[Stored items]
--- Start ---

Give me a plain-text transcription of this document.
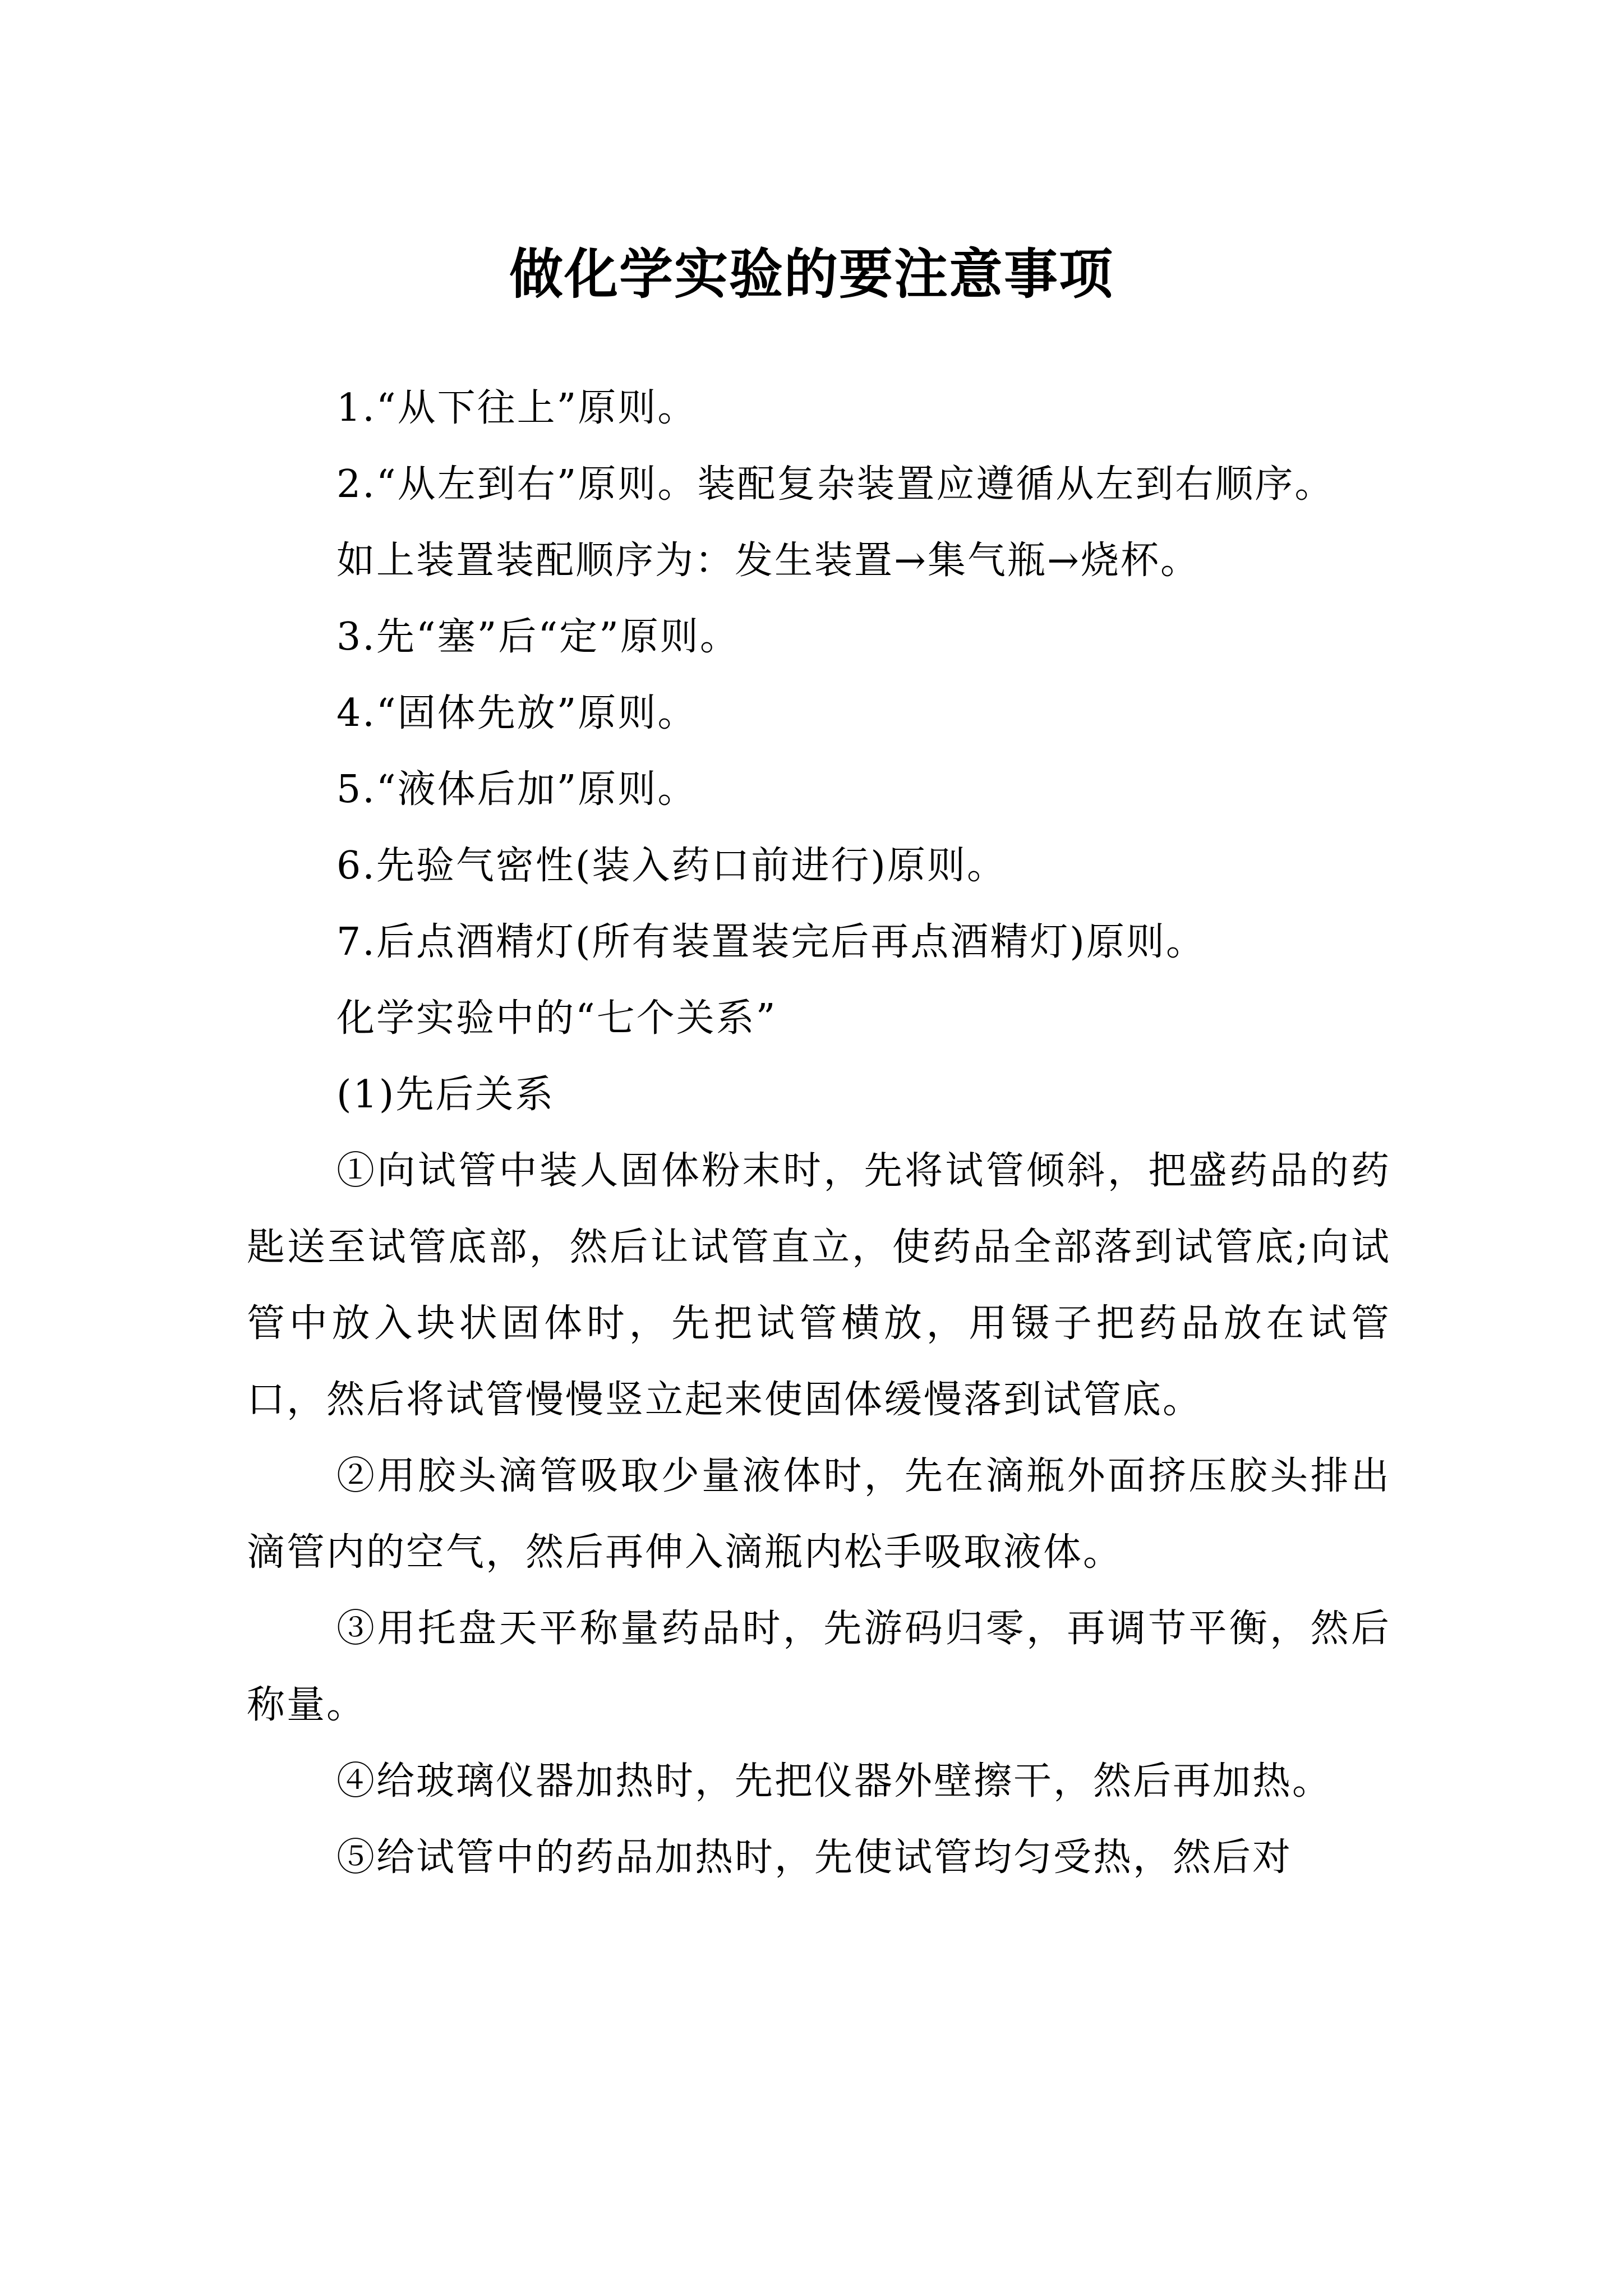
做化学实验的要注意事项

1.“从下往上”原则。

2.“从左到右”原则。装配复杂装置应遵循从左到右顺序。

如上装置装配顺序为：发生装置→集气瓶→烧杯。

3.先“塞”后“定”原则。

4.“固体先放”原则。

5.“液体后加”原则。

6.先验气密性(装入药口前进行)原则。

7.后点酒精灯(所有装置装完后再点酒精灯)原则。

化学实验中的“七个关系”

(1)先后关系

①向试管中装人固体粉末时，先将试管倾斜，把盛药品的药匙送至试管底部，然后让试管直立，使药品全部落到试管底;向试管中放入块状固体时，先把试管横放，用镊子把药品放在试管口，然后将试管慢慢竖立起来使固体缓慢落到试管底。

②用胶头滴管吸取少量液体时，先在滴瓶外面挤压胶头排出滴管内的空气，然后再伸入滴瓶内松手吸取液体。

③用托盘天平称量药品时，先游码归零，再调节平衡，然后称量。

④给玻璃仪器加热时，先把仪器外壁擦干，然后再加热。

⑤给试管中的药品加热时，先使试管均匀受热，然后对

--- End ---

• Exercise instructions
Set down every entry word for word, but omit the pictures.

• Exercise solution
Give me a plain-text transcription of this document.
做化学实验的要注意事项

1.“从下往上”原则。

2.“从左到右”原则。装配复杂装置应遵循从左到右顺序。

如上装置装配顺序为：发生装置→集气瓶→烧杯。

3.先“塞”后“定”原则。

4.“固体先放”原则。

5.“液体后加”原则。

6.先验气密性(装入药口前进行)原则。

7.后点酒精灯(所有装置装完后再点酒精灯)原则。

化学实验中的“七个关系”

(1)先后关系

①向试管中装人固体粉末时，先将试管倾斜，把盛药品的药匙送至试管底部，然后让试管直立，使药品全部落到试管底;向试管中放入块状固体时，先把试管横放，用镊子把药品放在试管口，然后将试管慢慢竖立起来使固体缓慢落到试管底。

②用胶头滴管吸取少量液体时，先在滴瓶外面挤压胶头排出滴管内的空气，然后再伸入滴瓶内松手吸取液体。

③用托盘天平称量药品时，先游码归零，再调节平衡，然后称量。

④给玻璃仪器加热时，先把仪器外壁擦干，然后再加热。

⑤给试管中的药品加热时，先使试管均匀受热，然后对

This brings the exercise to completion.